Goal of the exercise
Your answer should be a single number: the count of lines that include the word "Continued".

Extracted material
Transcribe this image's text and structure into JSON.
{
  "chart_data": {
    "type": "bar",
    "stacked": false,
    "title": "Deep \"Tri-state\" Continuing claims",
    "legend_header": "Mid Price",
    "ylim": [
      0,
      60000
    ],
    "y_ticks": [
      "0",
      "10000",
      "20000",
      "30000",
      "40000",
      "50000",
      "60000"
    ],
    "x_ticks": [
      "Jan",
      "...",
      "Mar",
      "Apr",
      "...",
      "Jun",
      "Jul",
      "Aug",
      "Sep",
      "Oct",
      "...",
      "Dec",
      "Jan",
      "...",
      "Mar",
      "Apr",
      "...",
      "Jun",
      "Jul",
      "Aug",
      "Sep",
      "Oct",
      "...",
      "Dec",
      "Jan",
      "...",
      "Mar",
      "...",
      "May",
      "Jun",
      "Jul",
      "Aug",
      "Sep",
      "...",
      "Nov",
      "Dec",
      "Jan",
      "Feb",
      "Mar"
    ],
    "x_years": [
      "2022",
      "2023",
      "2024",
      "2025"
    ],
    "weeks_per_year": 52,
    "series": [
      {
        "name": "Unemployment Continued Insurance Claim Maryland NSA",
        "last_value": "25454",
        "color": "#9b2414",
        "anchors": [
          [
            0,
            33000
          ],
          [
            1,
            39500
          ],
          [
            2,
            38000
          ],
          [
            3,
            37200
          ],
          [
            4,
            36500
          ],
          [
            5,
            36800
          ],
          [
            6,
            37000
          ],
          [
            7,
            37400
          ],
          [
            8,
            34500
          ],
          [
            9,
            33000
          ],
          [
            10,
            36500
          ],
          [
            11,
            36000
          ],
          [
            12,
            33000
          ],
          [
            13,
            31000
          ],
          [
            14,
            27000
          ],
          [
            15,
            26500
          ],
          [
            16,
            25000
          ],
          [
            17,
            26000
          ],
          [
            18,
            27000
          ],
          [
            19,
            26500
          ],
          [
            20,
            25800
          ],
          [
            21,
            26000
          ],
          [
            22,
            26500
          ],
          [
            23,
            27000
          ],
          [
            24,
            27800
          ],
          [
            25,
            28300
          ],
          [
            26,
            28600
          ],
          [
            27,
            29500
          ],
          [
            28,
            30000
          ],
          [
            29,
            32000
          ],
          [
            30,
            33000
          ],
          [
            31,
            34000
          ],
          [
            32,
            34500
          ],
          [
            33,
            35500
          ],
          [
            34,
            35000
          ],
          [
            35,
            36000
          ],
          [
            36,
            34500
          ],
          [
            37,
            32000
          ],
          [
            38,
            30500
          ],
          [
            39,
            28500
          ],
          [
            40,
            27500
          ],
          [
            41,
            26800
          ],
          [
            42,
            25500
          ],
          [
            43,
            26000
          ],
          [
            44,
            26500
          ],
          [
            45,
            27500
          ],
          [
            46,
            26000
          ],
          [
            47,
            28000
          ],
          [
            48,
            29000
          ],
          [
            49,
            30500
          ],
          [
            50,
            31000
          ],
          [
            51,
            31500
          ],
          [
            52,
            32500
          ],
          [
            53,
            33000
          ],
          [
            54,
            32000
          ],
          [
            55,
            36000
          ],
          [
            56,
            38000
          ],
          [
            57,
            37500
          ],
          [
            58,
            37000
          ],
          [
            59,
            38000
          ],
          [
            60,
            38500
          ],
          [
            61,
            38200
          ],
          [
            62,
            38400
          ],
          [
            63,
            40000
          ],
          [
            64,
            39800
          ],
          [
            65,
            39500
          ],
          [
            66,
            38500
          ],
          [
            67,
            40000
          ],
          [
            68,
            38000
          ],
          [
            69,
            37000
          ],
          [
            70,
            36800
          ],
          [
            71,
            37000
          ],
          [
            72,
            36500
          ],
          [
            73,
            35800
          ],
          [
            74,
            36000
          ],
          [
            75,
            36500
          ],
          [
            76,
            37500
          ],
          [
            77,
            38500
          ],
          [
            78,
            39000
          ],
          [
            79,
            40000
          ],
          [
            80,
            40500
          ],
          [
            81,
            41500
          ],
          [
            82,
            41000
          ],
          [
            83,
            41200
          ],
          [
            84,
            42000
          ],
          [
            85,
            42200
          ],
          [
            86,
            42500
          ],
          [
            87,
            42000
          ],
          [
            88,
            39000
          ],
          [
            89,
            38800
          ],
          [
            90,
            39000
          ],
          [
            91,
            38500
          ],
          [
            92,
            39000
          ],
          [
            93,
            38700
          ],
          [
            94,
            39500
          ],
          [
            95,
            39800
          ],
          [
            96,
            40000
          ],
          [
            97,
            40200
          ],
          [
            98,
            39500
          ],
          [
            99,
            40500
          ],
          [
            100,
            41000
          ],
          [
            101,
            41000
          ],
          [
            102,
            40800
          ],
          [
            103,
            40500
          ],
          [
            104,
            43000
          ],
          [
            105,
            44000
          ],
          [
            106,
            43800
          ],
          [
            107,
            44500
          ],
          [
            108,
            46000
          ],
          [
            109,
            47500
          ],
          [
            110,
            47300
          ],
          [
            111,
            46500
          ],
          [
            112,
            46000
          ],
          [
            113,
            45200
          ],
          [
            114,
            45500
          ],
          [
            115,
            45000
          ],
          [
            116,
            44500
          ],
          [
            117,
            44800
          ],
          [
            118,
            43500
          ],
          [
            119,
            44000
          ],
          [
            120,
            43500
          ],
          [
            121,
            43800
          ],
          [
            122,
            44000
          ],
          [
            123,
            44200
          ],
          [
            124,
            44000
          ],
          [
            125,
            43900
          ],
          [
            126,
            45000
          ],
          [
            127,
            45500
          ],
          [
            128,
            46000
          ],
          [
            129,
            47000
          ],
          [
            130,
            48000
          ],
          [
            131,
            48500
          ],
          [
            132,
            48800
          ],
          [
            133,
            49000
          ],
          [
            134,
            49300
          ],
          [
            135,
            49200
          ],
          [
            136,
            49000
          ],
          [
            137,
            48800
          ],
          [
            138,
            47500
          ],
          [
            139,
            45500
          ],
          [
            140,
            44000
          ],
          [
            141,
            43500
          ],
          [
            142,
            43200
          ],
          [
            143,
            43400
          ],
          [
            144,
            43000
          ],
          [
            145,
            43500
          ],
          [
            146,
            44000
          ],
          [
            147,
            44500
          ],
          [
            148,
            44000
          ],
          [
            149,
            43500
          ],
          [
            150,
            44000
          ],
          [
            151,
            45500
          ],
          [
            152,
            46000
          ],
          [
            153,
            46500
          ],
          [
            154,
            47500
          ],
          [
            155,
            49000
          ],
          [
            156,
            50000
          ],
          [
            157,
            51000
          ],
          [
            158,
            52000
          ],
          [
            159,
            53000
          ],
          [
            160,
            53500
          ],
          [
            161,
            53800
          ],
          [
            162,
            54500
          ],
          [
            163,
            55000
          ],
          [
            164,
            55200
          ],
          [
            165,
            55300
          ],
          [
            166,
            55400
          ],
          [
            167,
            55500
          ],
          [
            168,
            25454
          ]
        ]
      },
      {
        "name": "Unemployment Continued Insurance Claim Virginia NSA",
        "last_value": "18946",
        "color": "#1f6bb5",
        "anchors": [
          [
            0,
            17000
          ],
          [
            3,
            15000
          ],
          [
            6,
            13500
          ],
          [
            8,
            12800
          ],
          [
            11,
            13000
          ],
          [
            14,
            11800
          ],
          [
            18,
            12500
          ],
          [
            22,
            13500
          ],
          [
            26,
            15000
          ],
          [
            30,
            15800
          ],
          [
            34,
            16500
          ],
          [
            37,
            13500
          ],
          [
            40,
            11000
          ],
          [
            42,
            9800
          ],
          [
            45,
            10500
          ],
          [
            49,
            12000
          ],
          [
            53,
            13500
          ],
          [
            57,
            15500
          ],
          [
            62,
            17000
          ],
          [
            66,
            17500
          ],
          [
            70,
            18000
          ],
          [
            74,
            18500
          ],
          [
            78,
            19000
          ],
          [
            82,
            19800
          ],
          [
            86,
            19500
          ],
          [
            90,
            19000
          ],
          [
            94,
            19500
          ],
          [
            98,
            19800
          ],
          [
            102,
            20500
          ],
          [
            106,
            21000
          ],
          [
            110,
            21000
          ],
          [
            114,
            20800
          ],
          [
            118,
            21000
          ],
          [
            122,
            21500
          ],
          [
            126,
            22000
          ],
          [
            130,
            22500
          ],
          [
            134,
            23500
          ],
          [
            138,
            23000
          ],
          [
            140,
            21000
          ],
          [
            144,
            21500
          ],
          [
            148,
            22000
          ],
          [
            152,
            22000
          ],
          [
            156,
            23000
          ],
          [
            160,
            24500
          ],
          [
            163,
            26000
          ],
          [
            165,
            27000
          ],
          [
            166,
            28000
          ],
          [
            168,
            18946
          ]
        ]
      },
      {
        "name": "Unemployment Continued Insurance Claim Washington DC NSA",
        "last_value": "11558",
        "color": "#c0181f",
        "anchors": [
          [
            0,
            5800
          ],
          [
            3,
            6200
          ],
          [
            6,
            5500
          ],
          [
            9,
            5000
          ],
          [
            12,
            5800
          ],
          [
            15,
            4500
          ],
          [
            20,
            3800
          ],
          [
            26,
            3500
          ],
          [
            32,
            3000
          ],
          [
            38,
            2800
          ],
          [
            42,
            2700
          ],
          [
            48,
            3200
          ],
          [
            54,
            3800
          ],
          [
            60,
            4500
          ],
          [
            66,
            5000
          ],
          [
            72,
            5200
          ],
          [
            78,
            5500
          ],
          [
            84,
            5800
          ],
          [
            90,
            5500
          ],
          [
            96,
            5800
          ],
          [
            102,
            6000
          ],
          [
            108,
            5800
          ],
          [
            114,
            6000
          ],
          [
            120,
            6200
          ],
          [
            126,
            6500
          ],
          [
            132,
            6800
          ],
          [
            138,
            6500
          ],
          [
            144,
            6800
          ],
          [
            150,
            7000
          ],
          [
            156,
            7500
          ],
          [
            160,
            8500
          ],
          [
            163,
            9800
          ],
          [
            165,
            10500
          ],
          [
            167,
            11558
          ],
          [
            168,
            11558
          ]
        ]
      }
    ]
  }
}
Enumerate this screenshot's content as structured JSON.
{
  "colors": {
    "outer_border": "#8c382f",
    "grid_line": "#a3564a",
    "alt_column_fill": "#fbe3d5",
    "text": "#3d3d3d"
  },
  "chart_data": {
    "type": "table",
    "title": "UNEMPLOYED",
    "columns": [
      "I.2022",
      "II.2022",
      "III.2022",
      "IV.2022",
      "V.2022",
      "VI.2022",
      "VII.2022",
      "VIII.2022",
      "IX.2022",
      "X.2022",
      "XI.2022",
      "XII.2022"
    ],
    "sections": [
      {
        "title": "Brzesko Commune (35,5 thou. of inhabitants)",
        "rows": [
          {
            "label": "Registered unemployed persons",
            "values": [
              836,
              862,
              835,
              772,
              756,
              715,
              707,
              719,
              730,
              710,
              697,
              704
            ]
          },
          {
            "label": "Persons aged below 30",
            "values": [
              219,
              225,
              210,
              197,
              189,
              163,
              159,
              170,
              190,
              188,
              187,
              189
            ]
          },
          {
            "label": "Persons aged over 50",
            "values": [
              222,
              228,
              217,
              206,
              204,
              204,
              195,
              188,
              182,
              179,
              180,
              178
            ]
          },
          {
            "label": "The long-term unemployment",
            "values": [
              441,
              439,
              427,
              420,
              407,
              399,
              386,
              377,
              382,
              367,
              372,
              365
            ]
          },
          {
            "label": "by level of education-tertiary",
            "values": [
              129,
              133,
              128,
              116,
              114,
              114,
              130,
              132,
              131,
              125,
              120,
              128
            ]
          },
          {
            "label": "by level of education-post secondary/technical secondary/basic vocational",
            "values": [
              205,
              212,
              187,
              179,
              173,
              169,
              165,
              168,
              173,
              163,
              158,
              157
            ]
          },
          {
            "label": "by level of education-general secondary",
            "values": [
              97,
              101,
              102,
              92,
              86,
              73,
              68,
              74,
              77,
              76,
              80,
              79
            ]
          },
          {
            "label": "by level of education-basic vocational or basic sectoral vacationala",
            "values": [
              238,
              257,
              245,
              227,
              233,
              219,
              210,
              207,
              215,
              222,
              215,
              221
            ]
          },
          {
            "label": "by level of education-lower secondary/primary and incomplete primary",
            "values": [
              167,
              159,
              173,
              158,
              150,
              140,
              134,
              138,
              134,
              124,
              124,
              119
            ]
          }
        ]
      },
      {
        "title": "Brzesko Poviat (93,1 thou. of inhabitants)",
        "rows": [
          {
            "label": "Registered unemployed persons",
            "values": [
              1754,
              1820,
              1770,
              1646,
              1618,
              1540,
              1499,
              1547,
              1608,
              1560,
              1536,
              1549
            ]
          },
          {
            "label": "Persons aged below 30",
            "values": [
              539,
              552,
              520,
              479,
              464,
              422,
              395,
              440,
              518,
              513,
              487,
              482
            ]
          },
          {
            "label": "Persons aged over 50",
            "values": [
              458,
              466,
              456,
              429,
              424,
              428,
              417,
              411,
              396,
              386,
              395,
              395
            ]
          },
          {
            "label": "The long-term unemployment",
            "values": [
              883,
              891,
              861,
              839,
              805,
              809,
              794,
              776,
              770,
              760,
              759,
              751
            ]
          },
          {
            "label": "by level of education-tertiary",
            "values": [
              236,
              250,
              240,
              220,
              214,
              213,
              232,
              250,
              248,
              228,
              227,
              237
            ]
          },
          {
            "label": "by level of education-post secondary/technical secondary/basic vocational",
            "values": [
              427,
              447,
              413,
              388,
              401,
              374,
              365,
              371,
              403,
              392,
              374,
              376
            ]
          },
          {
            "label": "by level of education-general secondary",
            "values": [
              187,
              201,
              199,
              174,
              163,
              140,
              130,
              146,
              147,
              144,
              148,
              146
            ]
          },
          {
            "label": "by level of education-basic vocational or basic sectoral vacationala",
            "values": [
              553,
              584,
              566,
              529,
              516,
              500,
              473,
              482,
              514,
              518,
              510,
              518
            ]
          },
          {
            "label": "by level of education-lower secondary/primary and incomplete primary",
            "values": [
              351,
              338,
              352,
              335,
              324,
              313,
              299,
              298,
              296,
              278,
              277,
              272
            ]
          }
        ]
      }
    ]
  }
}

Full output
3